EXERCISE BRIEF
Beginning with the line that contains "Convert this document image to plain text.", extract each line through the end of the listing below, with no additions or omissions.

= = = =

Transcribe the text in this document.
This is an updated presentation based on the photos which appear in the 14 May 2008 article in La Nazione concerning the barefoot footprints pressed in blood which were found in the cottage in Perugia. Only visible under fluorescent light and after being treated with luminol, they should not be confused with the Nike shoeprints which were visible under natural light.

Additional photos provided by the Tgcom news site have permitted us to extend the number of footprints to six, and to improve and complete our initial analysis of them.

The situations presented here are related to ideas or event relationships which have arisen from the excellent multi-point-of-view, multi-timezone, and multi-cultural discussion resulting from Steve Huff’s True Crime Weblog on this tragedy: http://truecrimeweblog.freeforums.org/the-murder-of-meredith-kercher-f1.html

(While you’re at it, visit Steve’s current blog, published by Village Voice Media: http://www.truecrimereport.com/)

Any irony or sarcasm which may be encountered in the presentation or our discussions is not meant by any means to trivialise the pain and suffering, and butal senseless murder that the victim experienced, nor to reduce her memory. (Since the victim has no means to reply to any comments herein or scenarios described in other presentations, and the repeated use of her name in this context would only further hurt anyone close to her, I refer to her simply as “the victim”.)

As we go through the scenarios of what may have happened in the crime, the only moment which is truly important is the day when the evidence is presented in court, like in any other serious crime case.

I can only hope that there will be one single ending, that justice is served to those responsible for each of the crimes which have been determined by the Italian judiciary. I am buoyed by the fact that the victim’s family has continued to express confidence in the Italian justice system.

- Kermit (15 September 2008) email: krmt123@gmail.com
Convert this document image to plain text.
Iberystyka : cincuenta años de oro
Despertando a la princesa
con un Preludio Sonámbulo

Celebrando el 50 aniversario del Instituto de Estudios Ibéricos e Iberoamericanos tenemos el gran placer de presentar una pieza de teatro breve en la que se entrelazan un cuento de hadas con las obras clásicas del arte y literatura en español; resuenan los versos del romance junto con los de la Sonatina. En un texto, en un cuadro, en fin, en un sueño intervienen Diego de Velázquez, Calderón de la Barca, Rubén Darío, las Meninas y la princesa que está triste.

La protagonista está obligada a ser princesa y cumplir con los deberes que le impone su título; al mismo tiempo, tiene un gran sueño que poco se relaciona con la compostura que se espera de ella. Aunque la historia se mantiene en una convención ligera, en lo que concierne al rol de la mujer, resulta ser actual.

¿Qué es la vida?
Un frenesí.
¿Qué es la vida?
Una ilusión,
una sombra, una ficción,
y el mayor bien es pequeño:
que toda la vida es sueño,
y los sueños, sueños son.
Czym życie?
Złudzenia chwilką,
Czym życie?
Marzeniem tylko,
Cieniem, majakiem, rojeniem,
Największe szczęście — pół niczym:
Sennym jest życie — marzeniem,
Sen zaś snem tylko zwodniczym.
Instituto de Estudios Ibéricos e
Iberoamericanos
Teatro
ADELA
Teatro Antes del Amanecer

= = = =

ANSWER TO THIS EXERCISE
Convert this document image to plain text.
Iberystyka : cincuenta años de oro
Despertando a la princesa
con un Preludio Sonámbulo

Celebrando el 50 aniversario del Instituto de Estudios Ibéricos e Iberoamericanos tenemos el gran placer de presentar una pieza de teatro breve en la que se entrelazan un cuento de hadas con las obras clásicas del arte y literatura en español; resuenan los versos del romance junto con los de la Sonatina. En un texto, en un cuadro, en fin, en un sueño intervienen Diego de Velázquez, Calderón de la Barca, Rubén Darío, las Meninas y la princesa que está triste.

La protagonista está obligada a ser princesa y cumplir con los deberes que le impone su título; al mismo tiempo, tiene un gran sueño que poco se relaciona con la compostura que se espera de ella. Aunque la historia se mantiene en una convención ligera, en lo que concierne al rol de la mujer, resulta ser actual.

¿Qué es la vida?
Un frenesí.
¿Qué es la vida?
Una ilusión,
una sombra, una ficción,
y el mayor bien es pequeño:
que toda la vida es sueño,
y los sueños, sueños son.
Czym życie?
Złudzenia chwilką,
Czym życie?
Marzeniem tylko,
Cieniem, majakiem, rojeniem,
Największe szczęście — pół niczym:
Sennym jest życie — marzeniem,
Sen zaś snem tylko zwodniczym.
Instituto de Estudios Ibéricos e
Iberoamericanos
Teatro
ADELA
Teatro Antes del Amanecer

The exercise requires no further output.